## To be done
• A. Please transcribe the patent excerpt between "The display controller" and "and other computers.", inclusive.
• B. Name each specific example of the recording medium 120 given in the patent excerpt.

The program according to the present embodiment may be distributed
on the Internet to which the computer is connected via the
communication interface 117.
[0189] Specific examples of the storage device 113 include a hard
disk drive and a semiconductor storage device such as a flash
memory. The input interface 114 mediates data transmission between
the CPU 111 and an input device 118 such as a keyboard and a mouse.
The display controller 115 is connected to a display device 119 and
controls display on the display device 119.
[0190] The data reader/writer 116 mediates data transmission
between the CPU 111 and the recording medium 120. The data
reader/writer 116 reads the program from the recording medium 120,
and writes the result of processing in the computer 110 into the
recording medium 120. The communication interface 117 mediates data
transmission between the CPU 111 and other computers.
[0191] Specific examples of the recording medium 120 include a
general-purpose semiconductor storage device such as a CF (Compact
Flash, registered trademark) and an SD (Secure Digital), a magnetic
storage medium such as a flexible disk, and an optical storage
medium such as a CD-ROM (Compact Disc Read Only Memory).
[0192] A part or all of the above embodiment can be described as,
but are not limited to, the following Supplementary Notes 1 through
15.
(Supplementary Note 1)

## Data section
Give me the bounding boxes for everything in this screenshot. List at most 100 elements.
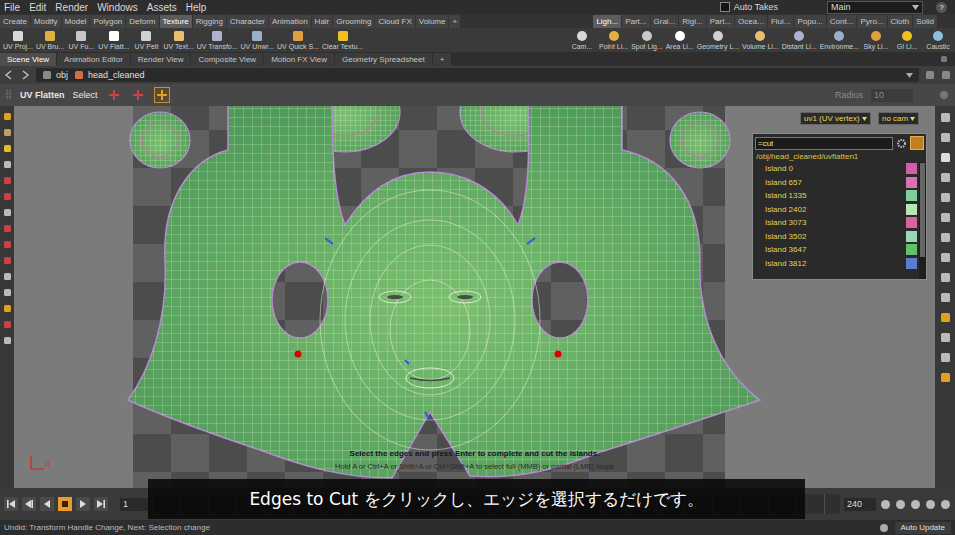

## Answers to the exercise
• A.
The display controller 115 is connected to a display device 119 and
controls display on the display device 119.
[0190] The data reader/writer 116 mediates data transmission
between the CPU 111 and the recording medium 120. The data
reader/writer 116 reads the program from the recording medium 120,
and writes the result of processing in the computer 110 into the
recording medium 120. The communication interface 117 mediates data
transmission between the CPU 111 and other computers.

• B.
- CF (Compact Flash)
- SD (Secure Digital)
- flexible disk
- CD-ROM (Compact Disc Read Only Memory)